→ **SHORT EXERCISE**
Copy every one of the following items line for line, leaving each character unchanged.

→ **DATA ENTRIES**
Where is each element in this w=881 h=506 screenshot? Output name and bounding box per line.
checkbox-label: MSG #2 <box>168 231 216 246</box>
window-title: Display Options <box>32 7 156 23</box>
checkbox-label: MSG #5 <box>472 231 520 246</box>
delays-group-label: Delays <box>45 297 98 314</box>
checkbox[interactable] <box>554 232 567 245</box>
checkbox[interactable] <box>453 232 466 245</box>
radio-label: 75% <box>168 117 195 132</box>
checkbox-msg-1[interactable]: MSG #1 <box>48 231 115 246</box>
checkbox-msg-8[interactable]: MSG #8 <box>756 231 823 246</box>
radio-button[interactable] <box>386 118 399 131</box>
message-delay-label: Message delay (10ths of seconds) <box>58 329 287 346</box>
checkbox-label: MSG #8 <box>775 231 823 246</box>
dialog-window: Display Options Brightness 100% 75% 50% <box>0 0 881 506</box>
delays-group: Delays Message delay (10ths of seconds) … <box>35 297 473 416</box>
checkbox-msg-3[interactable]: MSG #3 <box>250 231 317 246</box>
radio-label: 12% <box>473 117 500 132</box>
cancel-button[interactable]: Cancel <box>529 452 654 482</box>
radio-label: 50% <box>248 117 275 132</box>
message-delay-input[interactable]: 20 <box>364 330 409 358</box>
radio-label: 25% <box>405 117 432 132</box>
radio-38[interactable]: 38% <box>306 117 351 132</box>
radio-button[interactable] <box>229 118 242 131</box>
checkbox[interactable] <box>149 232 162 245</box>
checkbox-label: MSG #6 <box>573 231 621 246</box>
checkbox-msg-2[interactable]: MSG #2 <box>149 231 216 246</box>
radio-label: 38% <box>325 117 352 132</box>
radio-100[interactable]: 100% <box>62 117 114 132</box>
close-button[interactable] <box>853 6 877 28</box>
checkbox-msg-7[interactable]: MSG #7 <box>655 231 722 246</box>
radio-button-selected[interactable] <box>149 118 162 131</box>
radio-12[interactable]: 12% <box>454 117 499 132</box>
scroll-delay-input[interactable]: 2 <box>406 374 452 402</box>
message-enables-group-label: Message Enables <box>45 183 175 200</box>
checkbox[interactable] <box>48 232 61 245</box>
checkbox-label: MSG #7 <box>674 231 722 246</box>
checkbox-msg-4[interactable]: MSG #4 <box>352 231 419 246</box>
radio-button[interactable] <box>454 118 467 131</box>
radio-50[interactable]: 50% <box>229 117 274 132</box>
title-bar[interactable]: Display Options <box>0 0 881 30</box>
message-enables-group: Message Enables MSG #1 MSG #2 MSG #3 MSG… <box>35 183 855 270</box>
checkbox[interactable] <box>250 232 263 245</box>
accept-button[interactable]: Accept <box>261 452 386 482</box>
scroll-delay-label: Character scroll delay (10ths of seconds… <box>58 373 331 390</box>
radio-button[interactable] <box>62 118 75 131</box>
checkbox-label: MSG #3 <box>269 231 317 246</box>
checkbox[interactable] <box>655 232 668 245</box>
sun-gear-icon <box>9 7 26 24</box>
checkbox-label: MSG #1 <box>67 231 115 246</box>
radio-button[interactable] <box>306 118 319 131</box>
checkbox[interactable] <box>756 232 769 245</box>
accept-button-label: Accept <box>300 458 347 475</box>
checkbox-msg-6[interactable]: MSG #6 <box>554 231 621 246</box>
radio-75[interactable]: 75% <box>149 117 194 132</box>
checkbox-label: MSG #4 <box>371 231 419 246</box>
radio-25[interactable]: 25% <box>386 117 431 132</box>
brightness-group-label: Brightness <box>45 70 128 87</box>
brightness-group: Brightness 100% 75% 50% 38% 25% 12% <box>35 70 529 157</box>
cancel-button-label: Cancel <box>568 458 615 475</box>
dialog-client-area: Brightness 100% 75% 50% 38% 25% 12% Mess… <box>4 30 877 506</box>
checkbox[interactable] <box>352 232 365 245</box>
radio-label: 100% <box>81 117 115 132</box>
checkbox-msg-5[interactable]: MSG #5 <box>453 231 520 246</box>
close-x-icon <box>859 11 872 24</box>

→ **COMPLETE OUTPUT**
Where is each element in this w=881 h=506 screenshot? Output name and bounding box per line.
checkbox-label: MSG #2 <box>168 231 216 246</box>
window-title: Display Options <box>32 7 156 23</box>
checkbox-label: MSG #5 <box>472 231 520 246</box>
delays-group-label: Delays <box>45 297 98 314</box>
checkbox[interactable] <box>554 232 567 245</box>
checkbox[interactable] <box>453 232 466 245</box>
radio-label: 75% <box>168 117 195 132</box>
checkbox-msg-1[interactable]: MSG #1 <box>48 231 115 246</box>
checkbox-msg-8[interactable]: MSG #8 <box>756 231 823 246</box>
radio-button[interactable] <box>386 118 399 131</box>
message-delay-label: Message delay (10ths of seconds) <box>58 329 287 346</box>
checkbox-label: MSG #8 <box>775 231 823 246</box>
dialog-window: Display Options Brightness 100% 75% 50% <box>0 0 881 506</box>
delays-group: Delays Message delay (10ths of seconds) … <box>35 297 473 416</box>
checkbox-msg-3[interactable]: MSG #3 <box>250 231 317 246</box>
radio-label: 12% <box>473 117 500 132</box>
cancel-button[interactable]: Cancel <box>529 452 654 482</box>
radio-label: 50% <box>248 117 275 132</box>
message-delay-input[interactable]: 20 <box>364 330 409 358</box>
radio-label: 25% <box>405 117 432 132</box>
radio-38[interactable]: 38% <box>306 117 351 132</box>
radio-button[interactable] <box>229 118 242 131</box>
checkbox[interactable] <box>149 232 162 245</box>
checkbox-label: MSG #6 <box>573 231 621 246</box>
checkbox-msg-2[interactable]: MSG #2 <box>149 231 216 246</box>
radio-label: 38% <box>325 117 352 132</box>
radio-100[interactable]: 100% <box>62 117 114 132</box>
close-button[interactable] <box>853 6 877 28</box>
checkbox-msg-7[interactable]: MSG #7 <box>655 231 722 246</box>
radio-button-selected[interactable] <box>149 118 162 131</box>
radio-12[interactable]: 12% <box>454 117 499 132</box>
scroll-delay-input[interactable]: 2 <box>406 374 452 402</box>
message-enables-group-label: Message Enables <box>45 183 175 200</box>
checkbox[interactable] <box>48 232 61 245</box>
checkbox-label: MSG #7 <box>674 231 722 246</box>
checkbox-msg-4[interactable]: MSG #4 <box>352 231 419 246</box>
radio-button[interactable] <box>454 118 467 131</box>
radio-50[interactable]: 50% <box>229 117 274 132</box>
title-bar[interactable]: Display Options <box>0 0 881 30</box>
message-enables-group: Message Enables MSG #1 MSG #2 MSG #3 MSG… <box>35 183 855 270</box>
checkbox[interactable] <box>250 232 263 245</box>
accept-button[interactable]: Accept <box>261 452 386 482</box>
scroll-delay-label: Character scroll delay (10ths of seconds… <box>58 373 331 390</box>
radio-button[interactable] <box>62 118 75 131</box>
checkbox-label: MSG #3 <box>269 231 317 246</box>
checkbox[interactable] <box>655 232 668 245</box>
sun-gear-icon <box>9 7 26 24</box>
checkbox-label: MSG #1 <box>67 231 115 246</box>
radio-button[interactable] <box>306 118 319 131</box>
checkbox[interactable] <box>756 232 769 245</box>
accept-button-label: Accept <box>300 458 347 475</box>
checkbox-msg-6[interactable]: MSG #6 <box>554 231 621 246</box>
radio-75[interactable]: 75% <box>149 117 194 132</box>
checkbox-label: MSG #4 <box>371 231 419 246</box>
radio-25[interactable]: 25% <box>386 117 431 132</box>
brightness-group-label: Brightness <box>45 70 128 87</box>
brightness-group: Brightness 100% 75% 50% 38% 25% 12% <box>35 70 529 157</box>
cancel-button-label: Cancel <box>568 458 615 475</box>
dialog-client-area: Brightness 100% 75% 50% 38% 25% 12% Mess… <box>4 30 877 506</box>
checkbox[interactable] <box>352 232 365 245</box>
radio-label: 100% <box>81 117 115 132</box>
checkbox-msg-5[interactable]: MSG #5 <box>453 231 520 246</box>
close-x-icon <box>859 11 872 24</box>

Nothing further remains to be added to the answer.